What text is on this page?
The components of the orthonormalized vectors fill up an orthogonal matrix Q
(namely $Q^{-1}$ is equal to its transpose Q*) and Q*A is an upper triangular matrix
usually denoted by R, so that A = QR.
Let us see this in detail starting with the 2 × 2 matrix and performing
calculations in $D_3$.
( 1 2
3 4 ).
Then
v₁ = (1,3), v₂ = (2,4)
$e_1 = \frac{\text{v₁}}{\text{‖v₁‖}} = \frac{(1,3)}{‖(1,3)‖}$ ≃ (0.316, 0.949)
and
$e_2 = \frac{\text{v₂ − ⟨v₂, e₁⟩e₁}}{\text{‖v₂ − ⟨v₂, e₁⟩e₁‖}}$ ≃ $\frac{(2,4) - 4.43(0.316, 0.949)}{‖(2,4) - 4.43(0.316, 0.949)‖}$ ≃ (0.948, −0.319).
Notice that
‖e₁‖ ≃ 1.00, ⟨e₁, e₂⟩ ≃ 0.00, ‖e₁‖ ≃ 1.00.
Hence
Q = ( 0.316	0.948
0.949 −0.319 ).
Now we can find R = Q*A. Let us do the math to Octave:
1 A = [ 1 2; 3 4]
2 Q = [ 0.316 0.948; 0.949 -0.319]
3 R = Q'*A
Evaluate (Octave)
•••••
▶ Task goal
Retype the listing above in full, with no alterations.

▶ The answer
What text is on this page?
The components of the orthonormalized vectors fill up an orthogonal matrix Q
(namely $Q^{-1}$ is equal to its transpose Q*) and Q*A is an upper triangular matrix
usually denoted by R, so that A = QR.
Let us see this in detail starting with the 2 × 2 matrix and performing
calculations in $D_3$.
( 1 2
3 4 ).
Then
v₁ = (1,3), v₂ = (2,4)
$e_1 = \frac{\text{v₁}}{\text{‖v₁‖}} = \frac{(1,3)}{‖(1,3)‖}$ ≃ (0.316, 0.949)
and
$e_2 = \frac{\text{v₂ − ⟨v₂, e₁⟩e₁}}{\text{‖v₂ − ⟨v₂, e₁⟩e₁‖}}$ ≃ $\frac{(2,4) - 4.43(0.316, 0.949)}{‖(2,4) - 4.43(0.316, 0.949)‖}$ ≃ (0.948, −0.319).
Notice that
‖e₁‖ ≃ 1.00, ⟨e₁, e₂⟩ ≃ 0.00, ‖e₁‖ ≃ 1.00.
Hence
Q = ( 0.316	0.948
0.949 −0.319 ).
Now we can find R = Q*A. Let us do the math to Octave:
1 A = [ 1 2; 3 4]
2 Q = [ 0.316 0.948; 0.949 -0.319]
3 R = Q'*A
Evaluate (Octave)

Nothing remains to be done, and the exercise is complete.